Data supplied:
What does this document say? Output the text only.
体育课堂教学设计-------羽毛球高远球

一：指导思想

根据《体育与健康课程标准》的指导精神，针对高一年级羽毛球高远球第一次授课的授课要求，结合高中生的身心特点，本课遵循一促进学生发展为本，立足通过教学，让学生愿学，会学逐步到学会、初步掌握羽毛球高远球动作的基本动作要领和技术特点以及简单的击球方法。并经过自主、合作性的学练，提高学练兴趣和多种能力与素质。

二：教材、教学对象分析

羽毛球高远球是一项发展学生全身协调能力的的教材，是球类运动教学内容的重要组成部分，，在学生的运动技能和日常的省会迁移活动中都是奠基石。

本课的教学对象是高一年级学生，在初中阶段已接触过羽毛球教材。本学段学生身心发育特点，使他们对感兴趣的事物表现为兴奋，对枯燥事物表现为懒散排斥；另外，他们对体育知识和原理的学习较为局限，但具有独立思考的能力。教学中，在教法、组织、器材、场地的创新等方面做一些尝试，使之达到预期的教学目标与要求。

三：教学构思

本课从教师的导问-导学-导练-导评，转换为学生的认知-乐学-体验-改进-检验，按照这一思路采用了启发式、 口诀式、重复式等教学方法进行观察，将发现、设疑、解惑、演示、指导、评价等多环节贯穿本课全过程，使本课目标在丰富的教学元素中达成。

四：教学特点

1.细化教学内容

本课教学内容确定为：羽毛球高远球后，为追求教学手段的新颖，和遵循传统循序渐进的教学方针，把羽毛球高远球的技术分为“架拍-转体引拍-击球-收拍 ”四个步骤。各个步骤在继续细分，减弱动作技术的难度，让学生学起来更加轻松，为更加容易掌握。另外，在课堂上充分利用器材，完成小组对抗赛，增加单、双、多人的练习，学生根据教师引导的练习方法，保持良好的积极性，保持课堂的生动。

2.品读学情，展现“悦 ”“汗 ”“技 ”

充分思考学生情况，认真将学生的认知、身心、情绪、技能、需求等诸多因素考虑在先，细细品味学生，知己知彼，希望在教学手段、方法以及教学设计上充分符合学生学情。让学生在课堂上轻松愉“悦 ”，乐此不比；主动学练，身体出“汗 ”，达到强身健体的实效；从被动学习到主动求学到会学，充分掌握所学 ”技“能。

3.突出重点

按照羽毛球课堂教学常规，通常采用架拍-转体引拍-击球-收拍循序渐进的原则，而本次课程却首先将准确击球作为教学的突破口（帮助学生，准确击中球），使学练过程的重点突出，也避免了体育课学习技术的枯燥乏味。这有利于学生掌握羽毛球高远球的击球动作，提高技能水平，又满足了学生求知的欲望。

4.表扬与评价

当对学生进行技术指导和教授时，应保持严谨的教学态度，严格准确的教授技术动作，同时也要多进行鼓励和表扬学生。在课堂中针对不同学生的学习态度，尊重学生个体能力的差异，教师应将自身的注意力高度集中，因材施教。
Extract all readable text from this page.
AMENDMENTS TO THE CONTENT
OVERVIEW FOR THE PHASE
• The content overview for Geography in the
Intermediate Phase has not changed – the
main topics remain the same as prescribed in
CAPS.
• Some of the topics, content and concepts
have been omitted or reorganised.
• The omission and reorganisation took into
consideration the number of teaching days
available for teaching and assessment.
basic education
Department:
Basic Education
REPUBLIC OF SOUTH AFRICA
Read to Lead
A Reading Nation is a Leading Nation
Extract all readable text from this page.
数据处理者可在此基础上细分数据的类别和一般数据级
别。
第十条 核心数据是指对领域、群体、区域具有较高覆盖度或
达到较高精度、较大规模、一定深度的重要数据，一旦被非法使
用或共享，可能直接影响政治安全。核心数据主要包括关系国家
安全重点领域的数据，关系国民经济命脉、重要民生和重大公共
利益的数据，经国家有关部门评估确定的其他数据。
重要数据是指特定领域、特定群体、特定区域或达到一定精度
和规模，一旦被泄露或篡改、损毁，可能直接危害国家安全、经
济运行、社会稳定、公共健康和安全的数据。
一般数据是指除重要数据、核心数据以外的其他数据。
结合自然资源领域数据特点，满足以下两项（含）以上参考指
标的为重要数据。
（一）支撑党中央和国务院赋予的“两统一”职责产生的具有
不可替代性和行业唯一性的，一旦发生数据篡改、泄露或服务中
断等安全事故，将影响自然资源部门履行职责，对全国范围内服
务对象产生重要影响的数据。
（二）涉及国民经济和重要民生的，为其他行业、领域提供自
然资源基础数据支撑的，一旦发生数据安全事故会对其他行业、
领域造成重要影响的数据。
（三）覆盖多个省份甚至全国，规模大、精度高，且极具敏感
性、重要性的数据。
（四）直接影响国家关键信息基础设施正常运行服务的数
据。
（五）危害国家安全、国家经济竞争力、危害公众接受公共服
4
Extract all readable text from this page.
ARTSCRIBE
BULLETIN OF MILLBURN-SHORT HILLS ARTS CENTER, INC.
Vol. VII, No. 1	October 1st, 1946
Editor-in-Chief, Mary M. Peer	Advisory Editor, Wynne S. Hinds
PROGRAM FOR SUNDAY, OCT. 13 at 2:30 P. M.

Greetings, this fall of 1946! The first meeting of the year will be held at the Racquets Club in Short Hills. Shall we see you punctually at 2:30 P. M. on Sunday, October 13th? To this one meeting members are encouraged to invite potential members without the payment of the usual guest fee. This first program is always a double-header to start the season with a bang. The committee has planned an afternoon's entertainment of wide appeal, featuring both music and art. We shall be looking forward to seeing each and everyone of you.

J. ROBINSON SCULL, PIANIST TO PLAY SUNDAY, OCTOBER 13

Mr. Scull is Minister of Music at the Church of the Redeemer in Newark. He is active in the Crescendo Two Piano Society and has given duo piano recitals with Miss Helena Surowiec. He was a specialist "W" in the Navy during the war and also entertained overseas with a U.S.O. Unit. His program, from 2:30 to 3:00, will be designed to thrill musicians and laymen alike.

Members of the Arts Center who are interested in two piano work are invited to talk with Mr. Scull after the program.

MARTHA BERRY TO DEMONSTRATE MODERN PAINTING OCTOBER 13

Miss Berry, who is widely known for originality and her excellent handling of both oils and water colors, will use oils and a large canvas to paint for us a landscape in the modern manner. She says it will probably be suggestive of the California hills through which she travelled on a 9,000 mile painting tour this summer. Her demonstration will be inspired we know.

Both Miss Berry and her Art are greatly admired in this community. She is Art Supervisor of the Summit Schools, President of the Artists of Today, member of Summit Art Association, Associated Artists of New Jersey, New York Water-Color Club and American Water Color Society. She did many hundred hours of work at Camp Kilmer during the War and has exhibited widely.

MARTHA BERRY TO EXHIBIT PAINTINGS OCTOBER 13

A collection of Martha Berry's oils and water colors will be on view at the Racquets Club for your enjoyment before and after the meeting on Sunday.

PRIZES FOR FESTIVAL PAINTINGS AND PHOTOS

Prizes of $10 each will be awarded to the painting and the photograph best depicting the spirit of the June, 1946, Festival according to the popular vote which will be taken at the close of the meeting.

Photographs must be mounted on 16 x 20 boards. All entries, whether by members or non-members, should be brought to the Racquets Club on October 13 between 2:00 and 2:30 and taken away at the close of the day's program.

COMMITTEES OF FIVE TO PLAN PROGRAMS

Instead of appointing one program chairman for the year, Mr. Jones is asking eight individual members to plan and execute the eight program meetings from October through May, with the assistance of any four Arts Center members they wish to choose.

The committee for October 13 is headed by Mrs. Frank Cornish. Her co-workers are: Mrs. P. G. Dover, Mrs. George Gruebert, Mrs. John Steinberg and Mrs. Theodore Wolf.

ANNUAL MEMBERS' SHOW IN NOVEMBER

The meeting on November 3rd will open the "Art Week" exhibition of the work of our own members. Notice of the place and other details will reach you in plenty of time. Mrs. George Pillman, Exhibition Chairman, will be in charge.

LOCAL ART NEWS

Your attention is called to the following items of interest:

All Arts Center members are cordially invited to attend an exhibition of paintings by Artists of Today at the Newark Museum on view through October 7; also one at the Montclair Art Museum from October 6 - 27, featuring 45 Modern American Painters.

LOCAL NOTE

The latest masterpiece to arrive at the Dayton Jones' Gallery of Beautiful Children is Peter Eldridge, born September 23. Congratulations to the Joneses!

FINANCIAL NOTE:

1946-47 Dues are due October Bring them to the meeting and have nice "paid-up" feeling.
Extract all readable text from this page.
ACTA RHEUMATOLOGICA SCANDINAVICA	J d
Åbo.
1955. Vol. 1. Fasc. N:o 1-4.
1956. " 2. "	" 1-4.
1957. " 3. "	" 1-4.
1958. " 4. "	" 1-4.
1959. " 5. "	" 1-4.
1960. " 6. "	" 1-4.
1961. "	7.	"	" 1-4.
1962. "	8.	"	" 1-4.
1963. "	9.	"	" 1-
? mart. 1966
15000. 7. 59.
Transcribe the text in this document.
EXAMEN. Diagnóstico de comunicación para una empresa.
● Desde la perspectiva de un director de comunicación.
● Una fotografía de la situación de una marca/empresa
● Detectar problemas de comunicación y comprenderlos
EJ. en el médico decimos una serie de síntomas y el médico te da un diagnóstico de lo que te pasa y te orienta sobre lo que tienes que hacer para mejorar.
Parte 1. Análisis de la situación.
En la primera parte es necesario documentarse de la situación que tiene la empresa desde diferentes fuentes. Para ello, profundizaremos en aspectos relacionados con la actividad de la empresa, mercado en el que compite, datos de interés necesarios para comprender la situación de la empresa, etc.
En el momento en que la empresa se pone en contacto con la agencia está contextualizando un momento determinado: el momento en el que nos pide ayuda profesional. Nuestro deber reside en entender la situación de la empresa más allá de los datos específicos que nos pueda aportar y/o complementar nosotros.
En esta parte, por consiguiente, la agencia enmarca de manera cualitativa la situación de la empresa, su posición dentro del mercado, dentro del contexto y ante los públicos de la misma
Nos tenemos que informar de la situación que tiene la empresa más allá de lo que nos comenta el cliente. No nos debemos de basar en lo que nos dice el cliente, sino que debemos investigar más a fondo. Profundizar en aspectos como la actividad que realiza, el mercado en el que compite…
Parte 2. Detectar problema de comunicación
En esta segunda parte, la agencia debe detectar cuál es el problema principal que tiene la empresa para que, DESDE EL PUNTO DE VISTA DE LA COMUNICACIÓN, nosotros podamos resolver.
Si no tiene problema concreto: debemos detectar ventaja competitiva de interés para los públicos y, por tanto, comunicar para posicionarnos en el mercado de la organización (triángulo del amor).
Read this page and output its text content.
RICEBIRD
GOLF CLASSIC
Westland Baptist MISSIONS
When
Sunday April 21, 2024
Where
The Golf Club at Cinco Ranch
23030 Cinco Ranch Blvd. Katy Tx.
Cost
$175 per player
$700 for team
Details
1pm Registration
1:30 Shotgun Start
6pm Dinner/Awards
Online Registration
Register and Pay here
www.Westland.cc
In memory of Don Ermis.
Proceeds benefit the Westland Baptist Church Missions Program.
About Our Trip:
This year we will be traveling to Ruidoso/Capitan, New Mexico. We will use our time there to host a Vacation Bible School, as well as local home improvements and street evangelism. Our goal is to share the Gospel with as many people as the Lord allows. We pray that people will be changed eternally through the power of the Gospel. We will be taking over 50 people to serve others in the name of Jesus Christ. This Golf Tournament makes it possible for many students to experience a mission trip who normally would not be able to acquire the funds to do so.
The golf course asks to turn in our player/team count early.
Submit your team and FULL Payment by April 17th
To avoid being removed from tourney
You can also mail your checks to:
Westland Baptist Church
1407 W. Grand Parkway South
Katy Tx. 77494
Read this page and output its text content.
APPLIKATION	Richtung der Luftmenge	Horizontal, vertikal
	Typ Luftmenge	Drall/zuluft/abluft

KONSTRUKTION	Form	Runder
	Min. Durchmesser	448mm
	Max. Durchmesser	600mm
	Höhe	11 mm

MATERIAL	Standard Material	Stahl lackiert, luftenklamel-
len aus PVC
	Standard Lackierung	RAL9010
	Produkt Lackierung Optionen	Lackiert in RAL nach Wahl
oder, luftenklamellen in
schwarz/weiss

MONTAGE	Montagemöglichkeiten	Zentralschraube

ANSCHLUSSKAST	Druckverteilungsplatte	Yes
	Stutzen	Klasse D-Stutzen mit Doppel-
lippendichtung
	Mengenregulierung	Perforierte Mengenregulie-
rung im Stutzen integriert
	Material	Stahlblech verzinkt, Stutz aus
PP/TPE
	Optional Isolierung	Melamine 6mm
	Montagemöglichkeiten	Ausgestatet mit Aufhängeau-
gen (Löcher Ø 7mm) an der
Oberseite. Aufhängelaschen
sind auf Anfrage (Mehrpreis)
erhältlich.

Task directions: Using the material above, report each line where "Katy" occurs.

Response to the exercise:
23030 Cinco Ranch Blvd. Katy Tx.
Katy Tx. 77494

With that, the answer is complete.